• **EXERCISE INSTRUCTIONS**
Report all lines from the entries below in which "приемке" appears.

[Collected data entries]

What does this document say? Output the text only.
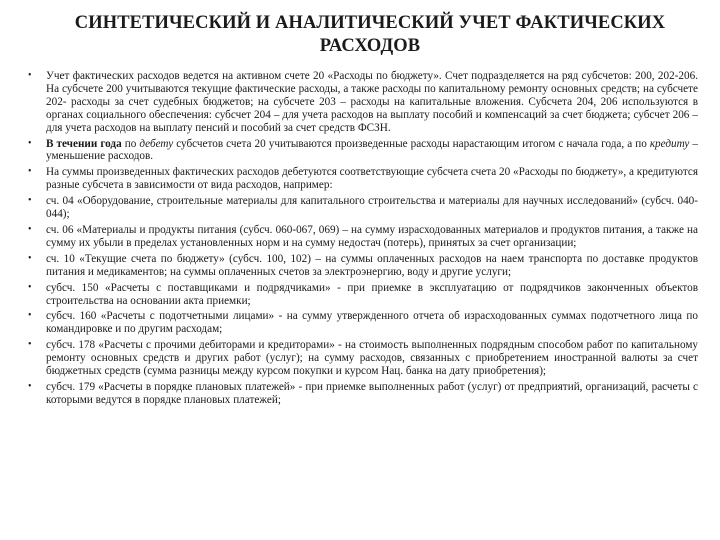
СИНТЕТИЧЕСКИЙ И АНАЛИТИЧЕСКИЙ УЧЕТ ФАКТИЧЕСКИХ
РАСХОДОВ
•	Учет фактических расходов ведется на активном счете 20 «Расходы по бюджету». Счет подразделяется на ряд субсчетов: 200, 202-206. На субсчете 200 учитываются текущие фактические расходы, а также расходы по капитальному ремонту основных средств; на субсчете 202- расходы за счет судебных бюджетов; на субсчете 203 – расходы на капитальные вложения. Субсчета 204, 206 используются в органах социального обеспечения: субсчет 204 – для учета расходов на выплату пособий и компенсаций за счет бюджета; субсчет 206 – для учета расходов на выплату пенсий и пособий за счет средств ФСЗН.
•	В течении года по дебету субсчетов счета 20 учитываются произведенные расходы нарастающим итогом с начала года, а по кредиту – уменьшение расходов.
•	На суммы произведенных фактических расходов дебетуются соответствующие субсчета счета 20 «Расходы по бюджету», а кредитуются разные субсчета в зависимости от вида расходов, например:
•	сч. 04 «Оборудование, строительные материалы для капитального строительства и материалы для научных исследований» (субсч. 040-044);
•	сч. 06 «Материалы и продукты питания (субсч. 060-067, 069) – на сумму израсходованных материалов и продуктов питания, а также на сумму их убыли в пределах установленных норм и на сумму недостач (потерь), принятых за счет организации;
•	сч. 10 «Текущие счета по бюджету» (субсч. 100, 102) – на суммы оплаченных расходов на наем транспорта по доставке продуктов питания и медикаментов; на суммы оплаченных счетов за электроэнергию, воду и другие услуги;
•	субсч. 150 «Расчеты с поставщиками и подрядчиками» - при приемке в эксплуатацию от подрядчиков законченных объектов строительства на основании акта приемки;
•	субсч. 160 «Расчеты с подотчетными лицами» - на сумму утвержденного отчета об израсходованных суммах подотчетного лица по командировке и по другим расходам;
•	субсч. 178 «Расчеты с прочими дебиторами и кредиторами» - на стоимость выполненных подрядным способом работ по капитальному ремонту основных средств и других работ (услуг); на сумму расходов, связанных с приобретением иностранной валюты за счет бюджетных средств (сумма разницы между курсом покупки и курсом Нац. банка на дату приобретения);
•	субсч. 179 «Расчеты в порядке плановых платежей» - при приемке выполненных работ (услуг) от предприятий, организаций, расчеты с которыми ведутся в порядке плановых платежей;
---
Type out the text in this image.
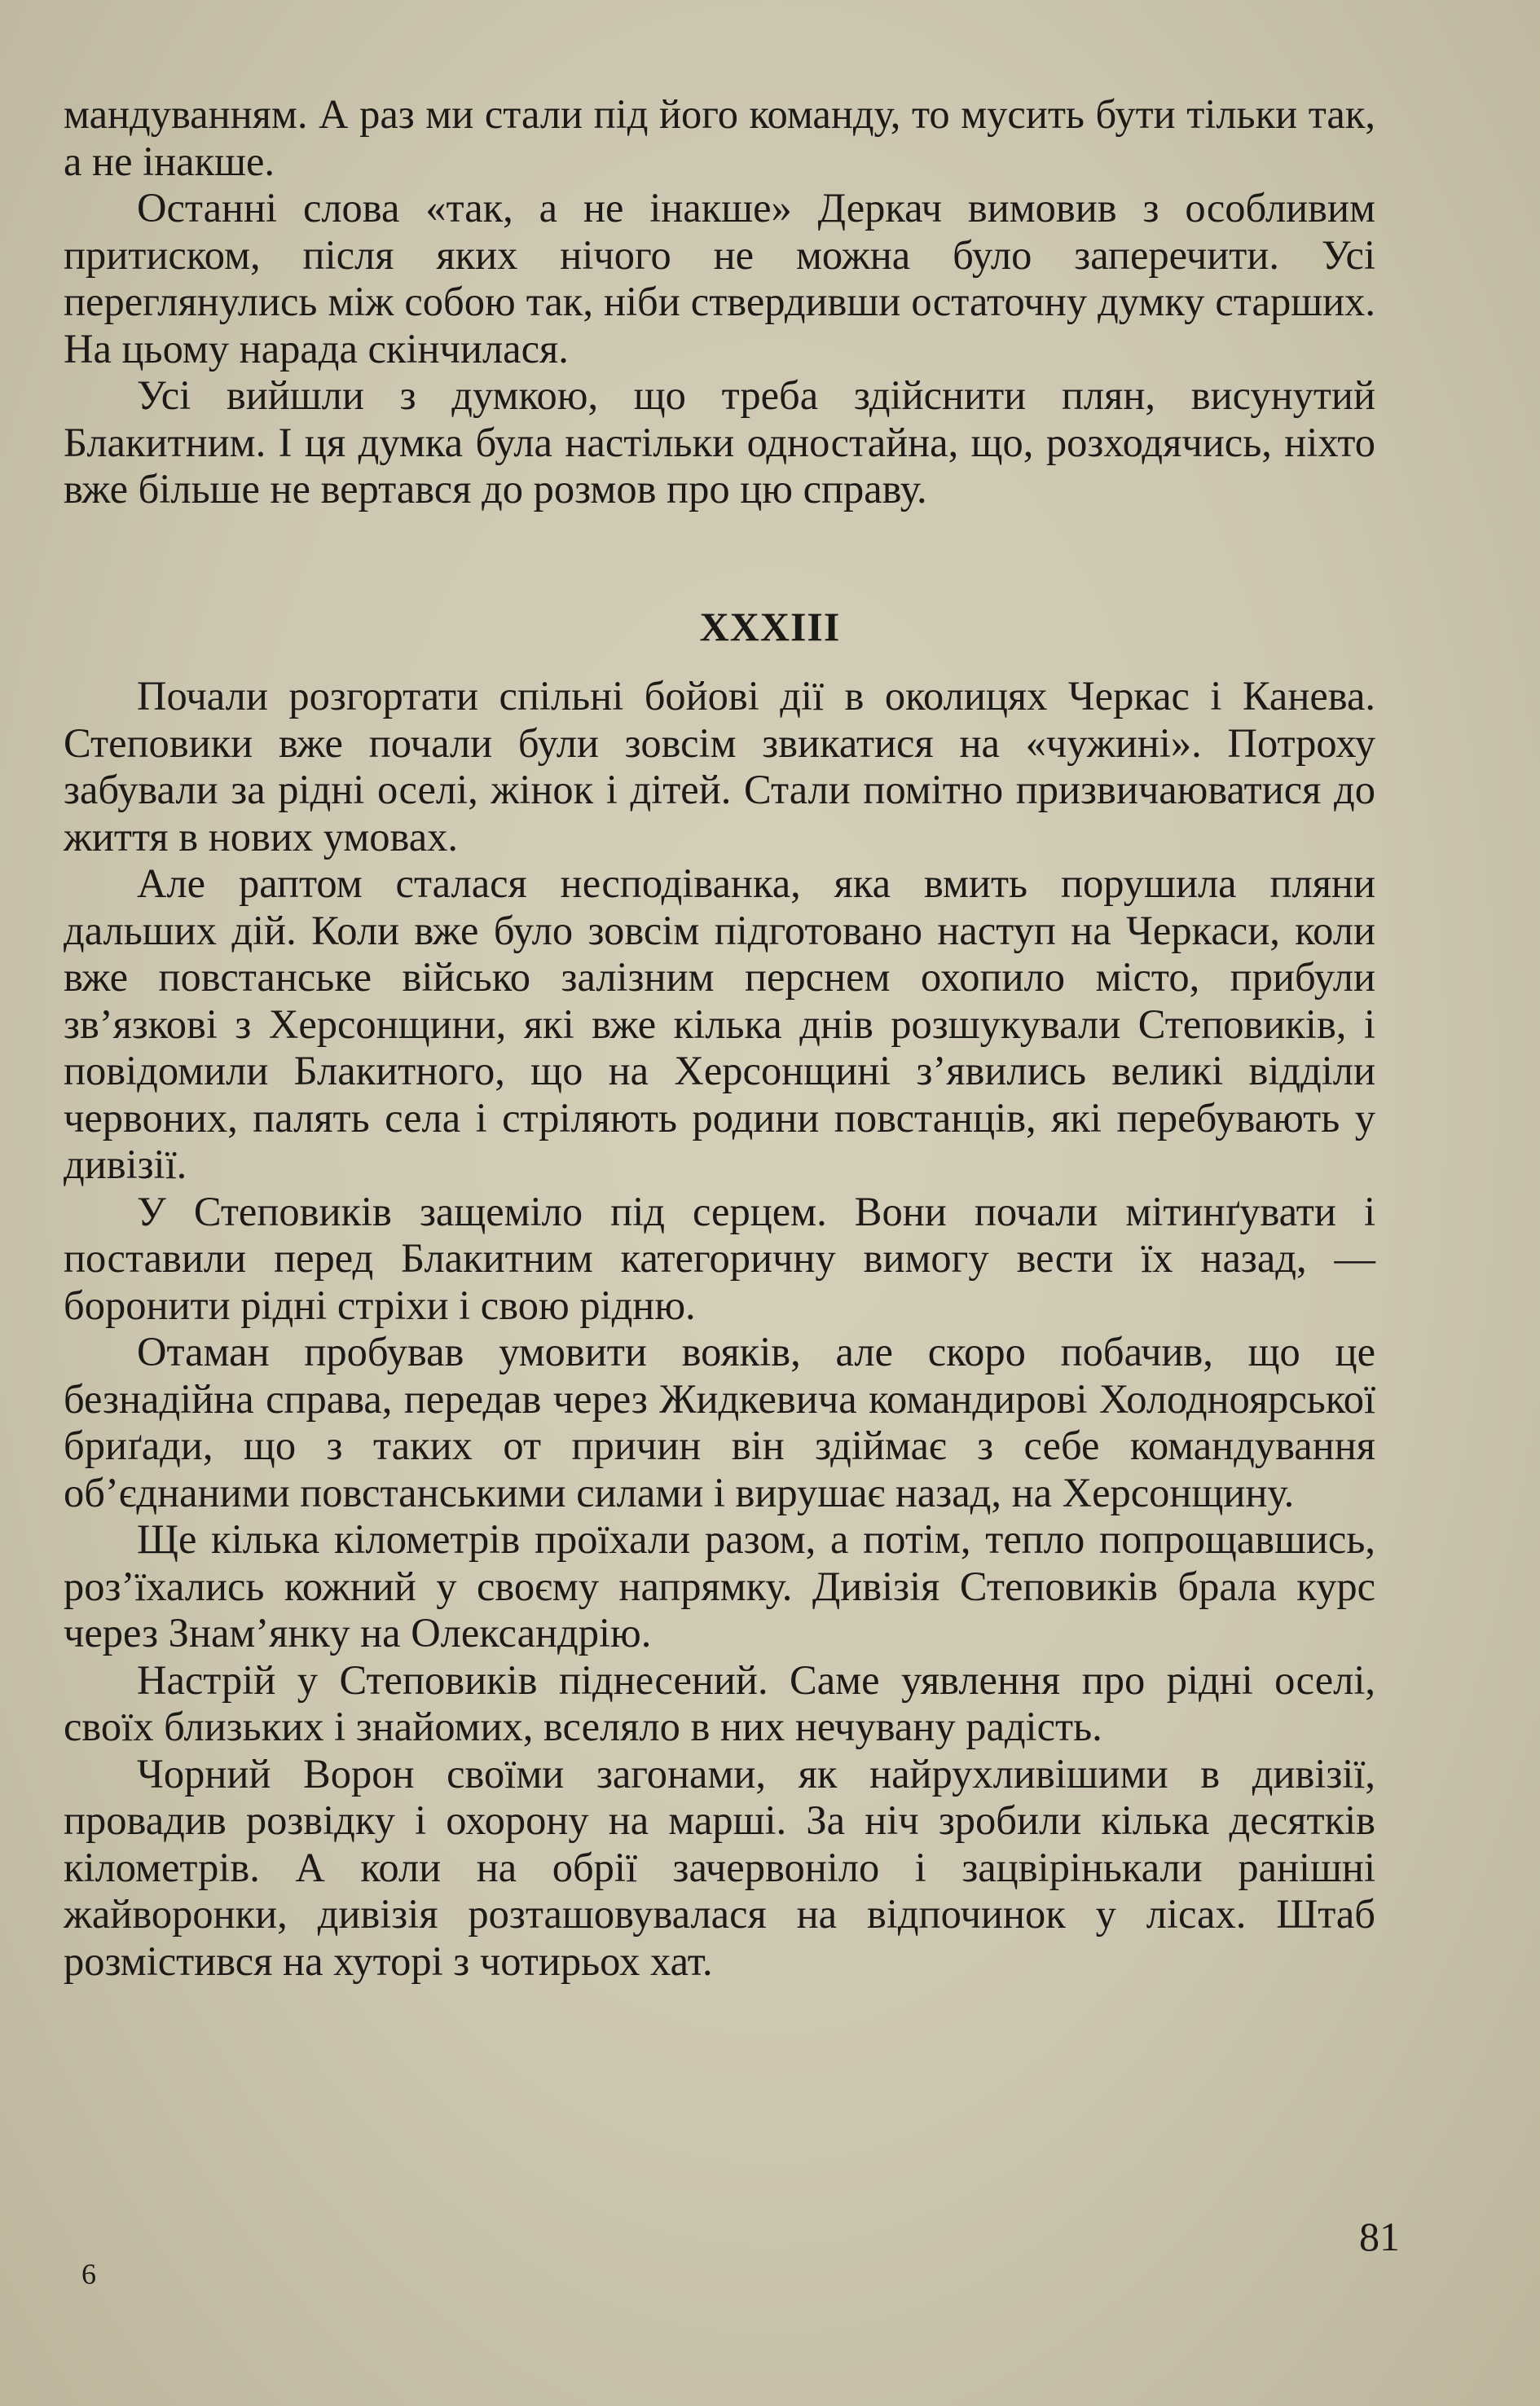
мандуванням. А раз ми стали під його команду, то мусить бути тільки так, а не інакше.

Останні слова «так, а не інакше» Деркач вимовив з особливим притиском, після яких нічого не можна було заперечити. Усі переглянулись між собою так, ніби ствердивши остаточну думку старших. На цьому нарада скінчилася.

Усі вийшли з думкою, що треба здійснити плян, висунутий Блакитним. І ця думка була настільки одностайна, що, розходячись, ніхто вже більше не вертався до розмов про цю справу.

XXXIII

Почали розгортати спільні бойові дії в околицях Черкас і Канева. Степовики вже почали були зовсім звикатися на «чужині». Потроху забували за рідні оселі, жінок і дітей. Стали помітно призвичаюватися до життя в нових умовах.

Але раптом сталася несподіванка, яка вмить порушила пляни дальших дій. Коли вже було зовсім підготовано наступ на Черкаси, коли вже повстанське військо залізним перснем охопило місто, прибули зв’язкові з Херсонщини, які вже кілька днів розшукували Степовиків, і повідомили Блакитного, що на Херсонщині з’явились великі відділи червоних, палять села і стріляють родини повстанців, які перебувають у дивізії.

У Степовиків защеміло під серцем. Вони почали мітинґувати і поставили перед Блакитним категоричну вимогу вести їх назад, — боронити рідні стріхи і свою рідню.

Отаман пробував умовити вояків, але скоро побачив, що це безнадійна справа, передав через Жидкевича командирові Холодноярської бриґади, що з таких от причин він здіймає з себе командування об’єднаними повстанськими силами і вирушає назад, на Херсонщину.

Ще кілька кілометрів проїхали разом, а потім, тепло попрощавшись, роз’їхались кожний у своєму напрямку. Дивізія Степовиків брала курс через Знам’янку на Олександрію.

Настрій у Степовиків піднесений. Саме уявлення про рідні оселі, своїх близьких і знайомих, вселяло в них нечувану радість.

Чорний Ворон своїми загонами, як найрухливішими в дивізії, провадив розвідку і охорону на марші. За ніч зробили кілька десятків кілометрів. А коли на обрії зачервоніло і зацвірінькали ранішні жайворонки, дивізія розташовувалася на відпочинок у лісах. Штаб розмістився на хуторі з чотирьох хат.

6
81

• **RESPONSE**
•	субсч. 150 «Расчеты с поставщиками и подрядчиками» - при приемке в эксплуатацию от подрядчиков законченных объектов строительства на основании акта приемки;
•	субсч. 179 «Расчеты в порядке плановых платежей» - при приемке выполненных работ (услуг) от предприятий, организаций, расчеты с которыми ведутся в порядке плановых платежей;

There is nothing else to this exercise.